Pull every line containing "value" out of the material below.

Stored records
┌────────
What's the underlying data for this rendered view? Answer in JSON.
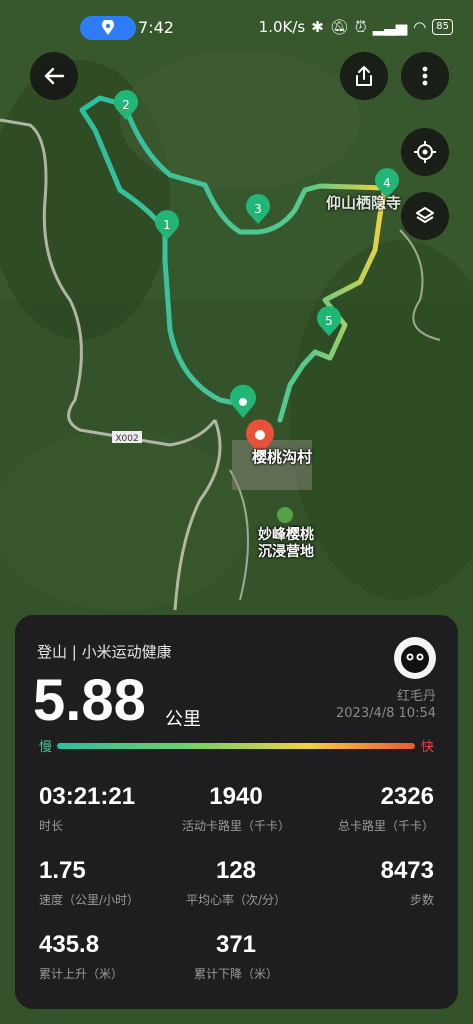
{
  "status": {
    "time": "7:42",
    "speed": "1.0K/s",
    "battery": "85"
  },
  "map": {
    "road_label": "X002",
    "village": "樱桃沟村",
    "camp_line1": "妙峰樱桃",
    "camp_line2": "沉浸营地",
    "temple": "仰山栖隐寺",
    "markers": [
      "1",
      "2",
      "3",
      "4",
      "5"
    ]
  },
  "summary": {
    "activity": "登山 | 小米运动健康",
    "distance": "5.88",
    "distance_unit": "公里",
    "username": "红毛丹",
    "datetime": "2023/4/8 10:54",
    "slow_label": "慢",
    "fast_label": "快"
  },
  "stats": [
    {
      "value": "03:21:21",
      "label": "时长"
    },
    {
      "value": "1940",
      "label": "活动卡路里（千卡）"
    },
    {
      "value": "2326",
      "label": "总卡路里（千卡）"
    },
    {
      "value": "1.75",
      "label": "速度（公里/小时）"
    },
    {
      "value": "128",
      "label": "平均心率（次/分）"
    },
    {
      "value": "8473",
      "label": "步数"
    },
    {
      "value": "435.8",
      "label": "累计上升（米）"
    },
    {
      "value": "371",
      "label": "累计下降（米）"
    }
  ],
  "colors": {
    "route_start": "#2bbea0",
    "route_mid": "#f1d240",
    "end_marker": "#e8523a",
    "card_bg": "#1e1e20"
  }
}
└────────
RESULT:
      "value": "03:21:21",
      "value": "1940",
      "value": "2326",
      "value": "1.75",
      "value": "128",
      "value": "8473",
      "value": "435.8",
      "value": "371",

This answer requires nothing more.